→ **TASK OBJECTIVE**: Give the lines starting at the first one and ending at the one containing "text block: cover: Легкий, практичный" as a Markdown table with the columns Row and Line. Leave out any blank lines.

→ **Page element annotations**:
___
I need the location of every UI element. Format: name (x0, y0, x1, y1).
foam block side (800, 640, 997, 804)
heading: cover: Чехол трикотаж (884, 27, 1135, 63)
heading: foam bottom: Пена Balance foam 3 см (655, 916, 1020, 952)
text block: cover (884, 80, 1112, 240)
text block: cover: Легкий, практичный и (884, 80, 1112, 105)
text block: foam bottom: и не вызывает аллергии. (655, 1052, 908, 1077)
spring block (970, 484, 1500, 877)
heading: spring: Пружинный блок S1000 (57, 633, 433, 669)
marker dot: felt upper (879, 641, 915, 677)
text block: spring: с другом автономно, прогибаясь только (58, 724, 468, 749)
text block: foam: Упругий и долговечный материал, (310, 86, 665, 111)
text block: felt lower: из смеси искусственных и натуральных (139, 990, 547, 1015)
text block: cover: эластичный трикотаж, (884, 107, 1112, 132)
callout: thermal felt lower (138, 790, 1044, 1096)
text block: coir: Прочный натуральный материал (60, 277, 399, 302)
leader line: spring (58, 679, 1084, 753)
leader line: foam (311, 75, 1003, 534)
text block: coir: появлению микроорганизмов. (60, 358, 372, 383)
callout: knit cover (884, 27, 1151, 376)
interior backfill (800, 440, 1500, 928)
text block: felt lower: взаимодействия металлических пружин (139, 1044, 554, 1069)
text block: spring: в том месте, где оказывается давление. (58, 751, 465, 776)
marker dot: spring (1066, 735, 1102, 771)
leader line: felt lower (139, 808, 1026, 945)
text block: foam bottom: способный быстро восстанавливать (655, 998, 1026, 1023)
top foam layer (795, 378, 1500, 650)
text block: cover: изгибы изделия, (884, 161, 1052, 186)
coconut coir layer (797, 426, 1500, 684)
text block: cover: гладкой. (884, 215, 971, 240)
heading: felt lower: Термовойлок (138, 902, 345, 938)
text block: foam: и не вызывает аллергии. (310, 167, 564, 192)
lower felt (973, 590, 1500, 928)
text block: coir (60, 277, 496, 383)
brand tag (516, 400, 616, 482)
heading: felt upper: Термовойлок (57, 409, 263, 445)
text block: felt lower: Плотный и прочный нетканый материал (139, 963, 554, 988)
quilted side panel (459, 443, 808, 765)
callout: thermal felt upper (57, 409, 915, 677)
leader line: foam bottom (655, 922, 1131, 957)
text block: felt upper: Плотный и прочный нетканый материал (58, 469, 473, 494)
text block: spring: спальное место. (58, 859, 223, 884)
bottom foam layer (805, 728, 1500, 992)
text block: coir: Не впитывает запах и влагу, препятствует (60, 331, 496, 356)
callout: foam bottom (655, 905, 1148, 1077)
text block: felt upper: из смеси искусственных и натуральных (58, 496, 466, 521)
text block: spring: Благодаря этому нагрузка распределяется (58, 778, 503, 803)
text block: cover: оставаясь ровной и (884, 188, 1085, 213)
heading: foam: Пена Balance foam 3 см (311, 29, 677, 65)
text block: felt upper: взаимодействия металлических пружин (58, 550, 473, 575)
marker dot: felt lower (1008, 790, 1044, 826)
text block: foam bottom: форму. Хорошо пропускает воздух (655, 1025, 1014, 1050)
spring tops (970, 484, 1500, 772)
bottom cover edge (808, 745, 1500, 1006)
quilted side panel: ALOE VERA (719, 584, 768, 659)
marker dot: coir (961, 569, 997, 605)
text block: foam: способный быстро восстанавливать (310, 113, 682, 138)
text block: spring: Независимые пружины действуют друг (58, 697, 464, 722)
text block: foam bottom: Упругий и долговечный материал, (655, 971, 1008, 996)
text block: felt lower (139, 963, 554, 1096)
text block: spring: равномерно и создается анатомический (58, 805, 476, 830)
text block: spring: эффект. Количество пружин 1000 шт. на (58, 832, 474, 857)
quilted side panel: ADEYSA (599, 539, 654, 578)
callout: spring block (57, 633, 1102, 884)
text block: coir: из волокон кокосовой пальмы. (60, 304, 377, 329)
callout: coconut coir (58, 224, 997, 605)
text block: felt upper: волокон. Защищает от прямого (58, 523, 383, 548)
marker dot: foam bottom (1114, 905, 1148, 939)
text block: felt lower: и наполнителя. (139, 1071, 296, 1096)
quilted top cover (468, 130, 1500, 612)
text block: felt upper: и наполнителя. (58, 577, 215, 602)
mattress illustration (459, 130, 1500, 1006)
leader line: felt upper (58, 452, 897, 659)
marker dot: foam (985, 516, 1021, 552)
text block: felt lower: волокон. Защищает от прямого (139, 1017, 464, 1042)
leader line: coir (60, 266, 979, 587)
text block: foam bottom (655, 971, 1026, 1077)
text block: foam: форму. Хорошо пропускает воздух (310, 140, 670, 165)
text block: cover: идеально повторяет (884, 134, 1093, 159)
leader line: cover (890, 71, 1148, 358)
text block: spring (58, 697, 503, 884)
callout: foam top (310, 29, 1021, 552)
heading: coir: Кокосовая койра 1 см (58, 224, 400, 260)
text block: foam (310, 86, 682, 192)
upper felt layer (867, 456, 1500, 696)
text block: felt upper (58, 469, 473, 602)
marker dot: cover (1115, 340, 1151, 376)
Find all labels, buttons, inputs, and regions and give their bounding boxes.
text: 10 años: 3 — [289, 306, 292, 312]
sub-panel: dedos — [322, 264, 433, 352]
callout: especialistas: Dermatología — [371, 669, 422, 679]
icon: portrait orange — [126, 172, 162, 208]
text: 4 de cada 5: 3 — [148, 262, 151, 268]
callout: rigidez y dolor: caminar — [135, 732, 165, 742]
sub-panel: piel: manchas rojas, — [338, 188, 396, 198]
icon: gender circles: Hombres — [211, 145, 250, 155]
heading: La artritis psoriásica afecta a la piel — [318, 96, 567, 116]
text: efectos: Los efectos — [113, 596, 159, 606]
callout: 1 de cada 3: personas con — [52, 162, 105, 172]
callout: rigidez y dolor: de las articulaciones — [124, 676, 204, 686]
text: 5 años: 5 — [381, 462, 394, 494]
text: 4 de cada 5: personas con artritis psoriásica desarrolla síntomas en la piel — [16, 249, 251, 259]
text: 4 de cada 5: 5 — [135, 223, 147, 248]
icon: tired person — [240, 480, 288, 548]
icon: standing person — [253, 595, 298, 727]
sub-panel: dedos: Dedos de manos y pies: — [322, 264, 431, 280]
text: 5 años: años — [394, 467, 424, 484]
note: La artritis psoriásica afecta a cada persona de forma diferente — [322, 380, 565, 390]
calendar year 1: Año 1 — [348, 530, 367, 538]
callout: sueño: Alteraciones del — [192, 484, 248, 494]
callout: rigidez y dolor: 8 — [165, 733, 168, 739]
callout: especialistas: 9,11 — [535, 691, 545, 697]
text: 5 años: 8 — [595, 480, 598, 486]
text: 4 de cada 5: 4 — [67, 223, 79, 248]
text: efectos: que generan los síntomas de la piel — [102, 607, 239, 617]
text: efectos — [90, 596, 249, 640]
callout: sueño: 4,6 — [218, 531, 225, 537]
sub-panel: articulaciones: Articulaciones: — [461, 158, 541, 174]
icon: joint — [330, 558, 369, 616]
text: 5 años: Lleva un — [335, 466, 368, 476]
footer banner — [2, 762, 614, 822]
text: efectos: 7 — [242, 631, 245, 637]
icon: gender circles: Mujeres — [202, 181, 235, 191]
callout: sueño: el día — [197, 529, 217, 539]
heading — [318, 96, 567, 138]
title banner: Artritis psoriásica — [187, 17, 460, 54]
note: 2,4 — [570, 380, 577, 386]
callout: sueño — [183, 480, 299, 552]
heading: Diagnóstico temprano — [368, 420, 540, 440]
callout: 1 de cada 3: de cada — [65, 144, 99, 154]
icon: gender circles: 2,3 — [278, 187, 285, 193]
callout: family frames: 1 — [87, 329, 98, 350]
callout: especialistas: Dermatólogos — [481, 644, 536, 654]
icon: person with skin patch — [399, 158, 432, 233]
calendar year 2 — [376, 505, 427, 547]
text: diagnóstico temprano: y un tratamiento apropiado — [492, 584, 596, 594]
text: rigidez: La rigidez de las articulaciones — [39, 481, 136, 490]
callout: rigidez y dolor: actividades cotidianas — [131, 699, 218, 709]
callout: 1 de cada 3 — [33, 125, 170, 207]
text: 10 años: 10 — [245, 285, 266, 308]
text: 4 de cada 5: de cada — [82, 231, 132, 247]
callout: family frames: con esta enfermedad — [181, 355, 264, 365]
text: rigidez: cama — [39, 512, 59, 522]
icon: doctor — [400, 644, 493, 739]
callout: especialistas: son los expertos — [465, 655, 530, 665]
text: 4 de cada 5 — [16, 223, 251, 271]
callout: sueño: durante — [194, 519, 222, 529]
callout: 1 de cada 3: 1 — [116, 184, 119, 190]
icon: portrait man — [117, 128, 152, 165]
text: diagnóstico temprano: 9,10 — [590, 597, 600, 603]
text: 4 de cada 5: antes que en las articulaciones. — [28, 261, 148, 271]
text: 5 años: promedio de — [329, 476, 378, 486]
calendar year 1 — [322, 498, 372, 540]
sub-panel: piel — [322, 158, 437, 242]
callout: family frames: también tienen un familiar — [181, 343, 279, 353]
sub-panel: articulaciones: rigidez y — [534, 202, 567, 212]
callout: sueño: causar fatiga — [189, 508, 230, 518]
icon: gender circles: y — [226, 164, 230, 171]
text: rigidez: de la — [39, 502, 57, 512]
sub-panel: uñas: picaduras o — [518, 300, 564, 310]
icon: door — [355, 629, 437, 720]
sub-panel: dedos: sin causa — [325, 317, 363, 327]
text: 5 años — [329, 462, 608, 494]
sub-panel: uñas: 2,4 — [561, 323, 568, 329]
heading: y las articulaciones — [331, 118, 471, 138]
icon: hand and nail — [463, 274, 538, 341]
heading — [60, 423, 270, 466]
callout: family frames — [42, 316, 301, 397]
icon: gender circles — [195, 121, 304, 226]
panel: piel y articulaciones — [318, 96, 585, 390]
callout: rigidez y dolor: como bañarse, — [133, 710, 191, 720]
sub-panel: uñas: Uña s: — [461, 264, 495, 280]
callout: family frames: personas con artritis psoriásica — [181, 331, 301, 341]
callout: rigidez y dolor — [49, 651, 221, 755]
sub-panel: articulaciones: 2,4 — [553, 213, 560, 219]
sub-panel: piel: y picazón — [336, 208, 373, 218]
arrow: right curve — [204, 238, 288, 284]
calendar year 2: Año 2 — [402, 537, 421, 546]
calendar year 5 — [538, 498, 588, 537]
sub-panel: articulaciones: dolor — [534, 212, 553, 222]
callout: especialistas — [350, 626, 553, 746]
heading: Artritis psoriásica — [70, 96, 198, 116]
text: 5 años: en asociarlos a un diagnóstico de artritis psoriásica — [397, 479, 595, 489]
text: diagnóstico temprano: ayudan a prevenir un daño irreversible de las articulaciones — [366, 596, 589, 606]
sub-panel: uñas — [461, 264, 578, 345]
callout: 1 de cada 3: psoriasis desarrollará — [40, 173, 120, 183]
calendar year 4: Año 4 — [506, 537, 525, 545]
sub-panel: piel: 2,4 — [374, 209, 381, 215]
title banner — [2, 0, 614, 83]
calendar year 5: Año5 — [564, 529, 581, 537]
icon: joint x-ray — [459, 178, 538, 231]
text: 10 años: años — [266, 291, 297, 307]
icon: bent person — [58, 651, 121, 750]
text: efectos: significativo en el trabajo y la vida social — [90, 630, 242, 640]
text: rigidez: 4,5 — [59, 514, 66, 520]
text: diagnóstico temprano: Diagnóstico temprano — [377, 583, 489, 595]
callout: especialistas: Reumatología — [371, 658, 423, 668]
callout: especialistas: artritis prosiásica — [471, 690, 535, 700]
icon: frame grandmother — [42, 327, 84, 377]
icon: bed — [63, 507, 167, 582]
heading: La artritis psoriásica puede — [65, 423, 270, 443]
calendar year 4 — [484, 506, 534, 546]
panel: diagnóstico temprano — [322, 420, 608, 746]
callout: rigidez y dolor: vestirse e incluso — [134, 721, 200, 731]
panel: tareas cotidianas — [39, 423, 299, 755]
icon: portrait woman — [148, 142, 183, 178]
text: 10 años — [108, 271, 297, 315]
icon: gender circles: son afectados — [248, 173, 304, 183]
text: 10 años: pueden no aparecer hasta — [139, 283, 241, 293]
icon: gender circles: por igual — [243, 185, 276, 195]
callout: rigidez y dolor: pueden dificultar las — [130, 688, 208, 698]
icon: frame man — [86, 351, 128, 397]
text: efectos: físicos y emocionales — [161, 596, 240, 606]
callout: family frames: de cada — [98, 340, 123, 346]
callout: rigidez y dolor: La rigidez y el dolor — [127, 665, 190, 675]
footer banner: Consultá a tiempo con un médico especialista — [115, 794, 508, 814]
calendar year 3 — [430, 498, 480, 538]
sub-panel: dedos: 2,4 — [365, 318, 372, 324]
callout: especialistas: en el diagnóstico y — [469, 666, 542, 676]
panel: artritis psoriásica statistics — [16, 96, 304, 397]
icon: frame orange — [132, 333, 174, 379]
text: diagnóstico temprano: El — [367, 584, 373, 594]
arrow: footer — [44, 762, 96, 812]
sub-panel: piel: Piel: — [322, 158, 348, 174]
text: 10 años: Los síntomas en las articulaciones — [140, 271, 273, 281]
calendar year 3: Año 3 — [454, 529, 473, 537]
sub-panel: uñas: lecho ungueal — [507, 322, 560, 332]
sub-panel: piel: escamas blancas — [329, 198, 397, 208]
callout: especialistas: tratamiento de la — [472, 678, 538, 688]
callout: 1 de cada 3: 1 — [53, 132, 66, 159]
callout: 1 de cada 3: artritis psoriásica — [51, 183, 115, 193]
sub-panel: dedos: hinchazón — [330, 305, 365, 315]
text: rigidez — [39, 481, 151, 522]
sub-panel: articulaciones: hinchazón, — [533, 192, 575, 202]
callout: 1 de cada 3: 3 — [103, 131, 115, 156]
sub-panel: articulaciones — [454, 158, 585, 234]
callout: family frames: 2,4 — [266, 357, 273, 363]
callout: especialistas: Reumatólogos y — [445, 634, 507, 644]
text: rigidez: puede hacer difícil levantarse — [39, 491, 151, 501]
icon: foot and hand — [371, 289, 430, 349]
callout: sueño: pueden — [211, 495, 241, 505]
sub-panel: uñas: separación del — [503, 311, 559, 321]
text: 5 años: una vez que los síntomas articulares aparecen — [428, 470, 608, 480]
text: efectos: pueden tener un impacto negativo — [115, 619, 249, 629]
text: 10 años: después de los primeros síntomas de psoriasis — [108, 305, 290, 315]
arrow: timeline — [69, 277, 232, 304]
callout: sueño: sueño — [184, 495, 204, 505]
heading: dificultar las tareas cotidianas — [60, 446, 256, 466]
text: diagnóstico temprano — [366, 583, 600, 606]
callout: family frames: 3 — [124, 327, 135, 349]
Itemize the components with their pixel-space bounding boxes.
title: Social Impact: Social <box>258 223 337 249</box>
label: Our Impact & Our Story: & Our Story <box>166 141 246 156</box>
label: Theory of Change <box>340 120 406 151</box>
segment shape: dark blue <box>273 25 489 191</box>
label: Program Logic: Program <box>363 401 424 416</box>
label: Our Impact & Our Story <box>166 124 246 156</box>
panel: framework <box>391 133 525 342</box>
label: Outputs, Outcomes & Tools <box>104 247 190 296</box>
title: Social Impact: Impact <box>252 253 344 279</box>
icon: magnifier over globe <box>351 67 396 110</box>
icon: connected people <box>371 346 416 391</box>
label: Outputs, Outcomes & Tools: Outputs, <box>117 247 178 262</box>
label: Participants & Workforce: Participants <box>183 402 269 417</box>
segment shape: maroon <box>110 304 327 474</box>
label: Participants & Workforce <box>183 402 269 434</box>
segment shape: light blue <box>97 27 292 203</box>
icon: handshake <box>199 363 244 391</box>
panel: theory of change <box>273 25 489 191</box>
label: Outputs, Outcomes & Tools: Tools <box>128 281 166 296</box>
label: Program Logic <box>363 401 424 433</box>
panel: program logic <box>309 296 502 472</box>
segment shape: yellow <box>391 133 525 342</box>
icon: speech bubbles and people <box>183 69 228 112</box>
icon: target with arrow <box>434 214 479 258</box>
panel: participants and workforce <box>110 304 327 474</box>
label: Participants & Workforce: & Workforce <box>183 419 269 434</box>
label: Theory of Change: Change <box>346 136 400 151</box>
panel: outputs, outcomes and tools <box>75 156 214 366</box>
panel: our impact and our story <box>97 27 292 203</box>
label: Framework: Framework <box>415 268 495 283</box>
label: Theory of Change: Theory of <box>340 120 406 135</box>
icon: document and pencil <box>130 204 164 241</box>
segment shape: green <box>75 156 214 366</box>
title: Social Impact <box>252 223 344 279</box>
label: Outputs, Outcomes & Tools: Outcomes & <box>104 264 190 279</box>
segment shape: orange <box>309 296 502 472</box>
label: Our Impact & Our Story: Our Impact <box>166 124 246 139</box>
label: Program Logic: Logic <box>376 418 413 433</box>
___
→ **TASK RESPONSE**:
| Row | Line |
|---|---|
| 1 | I need the location of every UI element. Format: name (x0, y0, x1, y1). |
| 2 | foam block side (800, 640, 997, 804) |
| 3 | heading: cover: Чехол трикотаж (884, 27, 1135, 63) |
| 4 | heading: foam bottom: Пена Balance foam 3 см (655, 916, 1020, 952) |
| 5 | text block: cover (884, 80, 1112, 240) |
| 6 | text block: cover: Легкий, практичный и (884, 80, 1112, 105) |